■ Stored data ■
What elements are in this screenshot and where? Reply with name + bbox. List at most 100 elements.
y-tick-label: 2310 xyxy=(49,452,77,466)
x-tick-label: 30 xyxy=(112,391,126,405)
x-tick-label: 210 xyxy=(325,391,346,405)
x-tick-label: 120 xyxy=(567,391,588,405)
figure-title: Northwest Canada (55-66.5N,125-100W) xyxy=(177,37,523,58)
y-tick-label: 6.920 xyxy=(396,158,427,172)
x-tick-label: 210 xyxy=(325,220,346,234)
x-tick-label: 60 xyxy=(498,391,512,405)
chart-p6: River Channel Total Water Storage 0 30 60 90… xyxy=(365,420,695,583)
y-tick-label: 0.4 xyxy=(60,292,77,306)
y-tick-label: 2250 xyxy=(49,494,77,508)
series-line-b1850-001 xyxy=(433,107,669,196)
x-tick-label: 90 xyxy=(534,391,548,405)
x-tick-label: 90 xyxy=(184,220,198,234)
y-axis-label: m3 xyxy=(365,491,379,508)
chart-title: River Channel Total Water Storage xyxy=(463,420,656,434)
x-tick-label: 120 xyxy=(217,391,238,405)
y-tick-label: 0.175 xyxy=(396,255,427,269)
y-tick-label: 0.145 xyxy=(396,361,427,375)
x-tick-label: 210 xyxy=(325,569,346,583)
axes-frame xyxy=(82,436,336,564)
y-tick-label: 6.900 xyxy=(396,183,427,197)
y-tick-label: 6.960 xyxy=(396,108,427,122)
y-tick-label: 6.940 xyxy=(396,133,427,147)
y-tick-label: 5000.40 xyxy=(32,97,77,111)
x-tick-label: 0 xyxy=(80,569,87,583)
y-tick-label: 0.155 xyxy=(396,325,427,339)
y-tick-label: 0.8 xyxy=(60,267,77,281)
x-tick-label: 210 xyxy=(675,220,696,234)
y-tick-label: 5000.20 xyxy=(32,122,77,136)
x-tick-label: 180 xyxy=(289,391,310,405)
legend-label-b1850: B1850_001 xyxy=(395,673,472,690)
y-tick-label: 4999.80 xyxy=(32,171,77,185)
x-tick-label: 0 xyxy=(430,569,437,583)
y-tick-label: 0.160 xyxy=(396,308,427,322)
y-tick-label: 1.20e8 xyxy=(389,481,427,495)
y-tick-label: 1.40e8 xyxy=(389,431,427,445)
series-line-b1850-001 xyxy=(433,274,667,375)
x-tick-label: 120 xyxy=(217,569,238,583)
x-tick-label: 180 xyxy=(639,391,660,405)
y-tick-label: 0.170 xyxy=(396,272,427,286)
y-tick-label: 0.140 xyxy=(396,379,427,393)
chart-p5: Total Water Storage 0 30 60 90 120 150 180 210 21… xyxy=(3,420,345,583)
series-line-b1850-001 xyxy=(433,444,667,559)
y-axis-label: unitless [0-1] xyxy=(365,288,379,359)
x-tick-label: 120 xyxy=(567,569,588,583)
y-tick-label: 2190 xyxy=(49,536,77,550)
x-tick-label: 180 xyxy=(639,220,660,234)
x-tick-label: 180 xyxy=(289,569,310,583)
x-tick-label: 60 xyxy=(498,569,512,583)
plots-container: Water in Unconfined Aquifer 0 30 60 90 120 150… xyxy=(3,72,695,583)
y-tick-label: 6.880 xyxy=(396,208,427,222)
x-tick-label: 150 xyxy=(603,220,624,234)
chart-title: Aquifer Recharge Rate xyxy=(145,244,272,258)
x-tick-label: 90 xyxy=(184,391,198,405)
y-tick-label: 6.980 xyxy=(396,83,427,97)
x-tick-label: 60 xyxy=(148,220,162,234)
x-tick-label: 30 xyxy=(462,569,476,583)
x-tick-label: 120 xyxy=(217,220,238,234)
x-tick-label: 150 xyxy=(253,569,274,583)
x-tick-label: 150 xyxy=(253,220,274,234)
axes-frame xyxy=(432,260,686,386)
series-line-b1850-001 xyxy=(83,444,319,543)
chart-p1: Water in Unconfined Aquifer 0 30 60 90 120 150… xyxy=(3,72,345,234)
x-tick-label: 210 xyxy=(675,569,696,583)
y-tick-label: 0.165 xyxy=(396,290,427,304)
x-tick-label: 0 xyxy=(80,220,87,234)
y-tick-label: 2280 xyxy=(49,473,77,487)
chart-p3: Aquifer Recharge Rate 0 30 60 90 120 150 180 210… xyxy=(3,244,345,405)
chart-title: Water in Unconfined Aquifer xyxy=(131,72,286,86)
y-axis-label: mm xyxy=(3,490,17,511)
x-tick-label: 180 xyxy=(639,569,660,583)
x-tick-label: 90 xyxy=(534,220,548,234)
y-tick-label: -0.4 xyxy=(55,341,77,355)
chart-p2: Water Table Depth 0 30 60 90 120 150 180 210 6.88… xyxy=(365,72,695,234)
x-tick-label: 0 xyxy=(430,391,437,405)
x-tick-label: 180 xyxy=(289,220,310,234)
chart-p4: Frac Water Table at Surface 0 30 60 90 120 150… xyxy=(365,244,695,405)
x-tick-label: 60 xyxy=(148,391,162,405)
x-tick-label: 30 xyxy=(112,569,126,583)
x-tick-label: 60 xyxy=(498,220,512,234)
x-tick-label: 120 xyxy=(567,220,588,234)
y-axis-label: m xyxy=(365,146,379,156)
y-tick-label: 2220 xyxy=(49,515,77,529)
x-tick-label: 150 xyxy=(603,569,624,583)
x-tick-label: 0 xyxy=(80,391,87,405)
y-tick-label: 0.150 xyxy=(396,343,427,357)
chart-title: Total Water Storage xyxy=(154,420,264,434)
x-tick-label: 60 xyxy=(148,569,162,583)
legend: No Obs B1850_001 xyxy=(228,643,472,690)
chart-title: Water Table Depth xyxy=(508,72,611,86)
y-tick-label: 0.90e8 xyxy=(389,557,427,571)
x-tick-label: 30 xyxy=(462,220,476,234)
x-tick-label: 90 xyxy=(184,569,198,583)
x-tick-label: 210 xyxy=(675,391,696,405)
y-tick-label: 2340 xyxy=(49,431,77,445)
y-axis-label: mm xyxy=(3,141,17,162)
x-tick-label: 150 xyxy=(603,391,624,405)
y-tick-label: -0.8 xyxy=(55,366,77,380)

■ Short problem ■
Reproduce the data above word for word, from its first line through the line containing "y-axis-label: m3 xyxy=(365,491,379,508)", including both of those lines.

■ Result below ■
What elements are in this screenshot and where? Reply with name + bbox. List at most 100 elements.
y-tick-label: 2310 xyxy=(49,452,77,466)
x-tick-label: 30 xyxy=(112,391,126,405)
x-tick-label: 210 xyxy=(325,391,346,405)
x-tick-label: 120 xyxy=(567,391,588,405)
figure-title: Northwest Canada (55-66.5N,125-100W) xyxy=(177,37,523,58)
y-tick-label: 6.920 xyxy=(396,158,427,172)
x-tick-label: 210 xyxy=(325,220,346,234)
x-tick-label: 60 xyxy=(498,391,512,405)
chart-p6: River Channel Total Water Storage 0 30 60 90… xyxy=(365,420,695,583)
y-tick-label: 0.4 xyxy=(60,292,77,306)
y-tick-label: 2250 xyxy=(49,494,77,508)
series-line-b1850-001 xyxy=(433,107,669,196)
x-tick-label: 90 xyxy=(534,391,548,405)
x-tick-label: 90 xyxy=(184,220,198,234)
y-axis-label: m3 xyxy=(365,491,379,508)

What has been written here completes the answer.